Other mental health conditions
The Millon Clinical Multiaxial Inventory-III Subscales (Millon, Millon, Davis, & Grossman, 2006) were used to measure antisocial personality disorder, schizotypal, borderline personality disorder, anxiety, mania, and major depression. Convergent validity and discriminant validity were good for alcohol and drug dependence, moderate for major depression and delusion, and poor for thought disorder and anxiety while generally measuring constructs for which they were intended (Hesse, Guldager, & Linneberg, 2012).
Dysregulation
The Abbreviated Dysregulation Inventory (ADI; Castillo Mezzich et al., 1997; Pardini, Lochman, & Frick, 2003) was used to measure cognitive, behavior, and emotional regulation deficits that could result from TBI or other childhood trauma, leading to inability to manage and regulate behavior and emotions potentially contributing to obesity. The ADI consists of 30 questions comprising three scales with three, four, and four subscales, respectively: (1) Emotional/Affective Scale: arousability, emotional control, irritability; (2) Behavioral Scale: impulsivity, inattention, hyperactivity, aggression; and (3) Cognitive Flexibility Scale: devising a plan, implementing and maintaining a plan, benefiting from experience. Items are scored, summed, and averaged for a total score, with higher scores representing increased levels of dysregulation. Reports indicate internal consistency coefficients for each subscale (Castillo Mezzich et al., 1997).

#####

WORK REQUEST 1 :: According to the passage on assessment instruments, how many questions make up the Abbreviated Dysregulation Inventory?
WORK REQUEST 2 :: In the passage on assessment instruments, reproduce word for word the part starting with "Other mental health" and going on through "Guldager, & Linneberg, 2012).".
WORK REQUEST 3 :: List the subscales that the passage on assessment instruments assigns to the ADI's Behavioral Scale.

DATA EXCERPTS ::
#####

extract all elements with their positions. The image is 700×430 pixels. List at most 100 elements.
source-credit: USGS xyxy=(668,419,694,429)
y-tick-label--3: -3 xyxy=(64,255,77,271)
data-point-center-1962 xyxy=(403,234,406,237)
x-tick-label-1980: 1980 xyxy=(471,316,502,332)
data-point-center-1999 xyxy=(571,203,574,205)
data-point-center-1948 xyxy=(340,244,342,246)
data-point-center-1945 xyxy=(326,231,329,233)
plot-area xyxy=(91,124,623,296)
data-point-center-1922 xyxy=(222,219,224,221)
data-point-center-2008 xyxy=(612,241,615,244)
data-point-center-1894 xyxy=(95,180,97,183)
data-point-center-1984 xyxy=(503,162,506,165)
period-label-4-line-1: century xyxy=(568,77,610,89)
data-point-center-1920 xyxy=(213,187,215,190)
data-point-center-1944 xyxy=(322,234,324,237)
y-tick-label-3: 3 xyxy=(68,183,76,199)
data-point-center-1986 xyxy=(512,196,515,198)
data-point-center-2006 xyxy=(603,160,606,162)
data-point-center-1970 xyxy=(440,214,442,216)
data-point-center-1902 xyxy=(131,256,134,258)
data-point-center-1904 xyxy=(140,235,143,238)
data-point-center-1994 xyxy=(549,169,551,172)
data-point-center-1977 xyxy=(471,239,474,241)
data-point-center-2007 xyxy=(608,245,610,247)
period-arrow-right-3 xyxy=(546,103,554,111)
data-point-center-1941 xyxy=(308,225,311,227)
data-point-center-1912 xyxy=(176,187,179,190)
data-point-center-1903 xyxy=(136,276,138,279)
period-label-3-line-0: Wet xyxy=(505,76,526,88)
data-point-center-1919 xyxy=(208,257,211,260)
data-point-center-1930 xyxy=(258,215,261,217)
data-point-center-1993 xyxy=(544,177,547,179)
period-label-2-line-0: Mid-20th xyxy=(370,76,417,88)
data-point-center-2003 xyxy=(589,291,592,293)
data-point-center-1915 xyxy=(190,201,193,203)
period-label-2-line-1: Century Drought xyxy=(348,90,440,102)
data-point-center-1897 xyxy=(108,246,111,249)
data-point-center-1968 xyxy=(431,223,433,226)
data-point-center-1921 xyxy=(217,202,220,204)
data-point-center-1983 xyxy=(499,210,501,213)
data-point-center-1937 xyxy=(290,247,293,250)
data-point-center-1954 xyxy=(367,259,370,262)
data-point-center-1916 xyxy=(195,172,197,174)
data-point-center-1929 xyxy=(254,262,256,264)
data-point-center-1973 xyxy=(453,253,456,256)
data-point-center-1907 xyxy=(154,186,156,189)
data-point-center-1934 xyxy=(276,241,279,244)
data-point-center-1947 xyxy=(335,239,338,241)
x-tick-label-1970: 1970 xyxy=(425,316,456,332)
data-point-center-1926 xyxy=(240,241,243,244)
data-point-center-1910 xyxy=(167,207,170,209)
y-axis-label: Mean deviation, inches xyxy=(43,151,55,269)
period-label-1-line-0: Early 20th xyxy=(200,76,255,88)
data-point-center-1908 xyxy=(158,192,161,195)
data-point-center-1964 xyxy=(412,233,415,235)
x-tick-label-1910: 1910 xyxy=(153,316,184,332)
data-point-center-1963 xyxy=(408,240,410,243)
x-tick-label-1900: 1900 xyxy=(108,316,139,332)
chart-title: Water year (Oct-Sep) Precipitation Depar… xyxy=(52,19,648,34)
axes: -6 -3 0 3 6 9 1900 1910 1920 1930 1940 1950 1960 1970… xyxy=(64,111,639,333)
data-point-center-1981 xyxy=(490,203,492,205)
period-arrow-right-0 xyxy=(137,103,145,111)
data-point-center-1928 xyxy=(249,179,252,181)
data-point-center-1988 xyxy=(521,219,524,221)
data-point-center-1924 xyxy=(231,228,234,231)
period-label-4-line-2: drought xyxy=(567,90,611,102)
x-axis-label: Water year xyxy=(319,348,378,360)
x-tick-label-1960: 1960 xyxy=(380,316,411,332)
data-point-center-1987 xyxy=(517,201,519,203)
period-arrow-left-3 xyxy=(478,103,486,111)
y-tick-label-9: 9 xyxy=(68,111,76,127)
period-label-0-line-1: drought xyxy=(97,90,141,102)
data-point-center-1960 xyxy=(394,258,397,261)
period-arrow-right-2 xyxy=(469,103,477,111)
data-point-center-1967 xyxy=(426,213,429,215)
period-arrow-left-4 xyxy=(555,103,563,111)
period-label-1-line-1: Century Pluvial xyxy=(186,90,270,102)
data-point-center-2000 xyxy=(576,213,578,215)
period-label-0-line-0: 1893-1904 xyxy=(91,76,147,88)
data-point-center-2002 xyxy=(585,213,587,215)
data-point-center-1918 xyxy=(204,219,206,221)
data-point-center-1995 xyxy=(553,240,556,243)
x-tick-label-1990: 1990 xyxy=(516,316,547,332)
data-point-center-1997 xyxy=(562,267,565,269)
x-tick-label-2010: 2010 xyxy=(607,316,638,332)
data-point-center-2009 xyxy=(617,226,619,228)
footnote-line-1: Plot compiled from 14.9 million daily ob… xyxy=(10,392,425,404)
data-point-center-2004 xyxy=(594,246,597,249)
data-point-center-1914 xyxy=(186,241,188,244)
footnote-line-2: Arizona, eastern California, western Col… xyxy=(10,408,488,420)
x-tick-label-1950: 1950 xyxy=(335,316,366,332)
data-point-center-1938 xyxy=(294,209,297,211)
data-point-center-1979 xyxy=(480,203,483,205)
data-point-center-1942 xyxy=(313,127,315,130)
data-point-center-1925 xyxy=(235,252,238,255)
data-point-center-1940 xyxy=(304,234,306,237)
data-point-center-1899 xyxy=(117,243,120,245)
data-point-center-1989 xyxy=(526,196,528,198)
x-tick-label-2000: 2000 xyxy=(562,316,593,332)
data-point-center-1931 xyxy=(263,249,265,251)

#####

FINAL ANSWER 1 :: 30 questions.

FINAL ANSWER 2 ::
Other mental health conditions
The Millon Clinical Multiaxial Inventory-III Subscales (Millon, Millon, Davis, & Grossman, 2006) were used to measure antisocial personality disorder, schizotypal, borderline personality disorder, anxiety, mania, and major depression. Convergent validity and discriminant validity were good for alcohol and drug dependence, moderate for major depression and delusion, and poor for thought disorder and anxiety while generally measuring constructs for which they were intended (Hesse, Guldager, & Linneberg, 2012).

FINAL ANSWER 3 ::
- impulsivity
- inattention
- hyperactivity
- aggression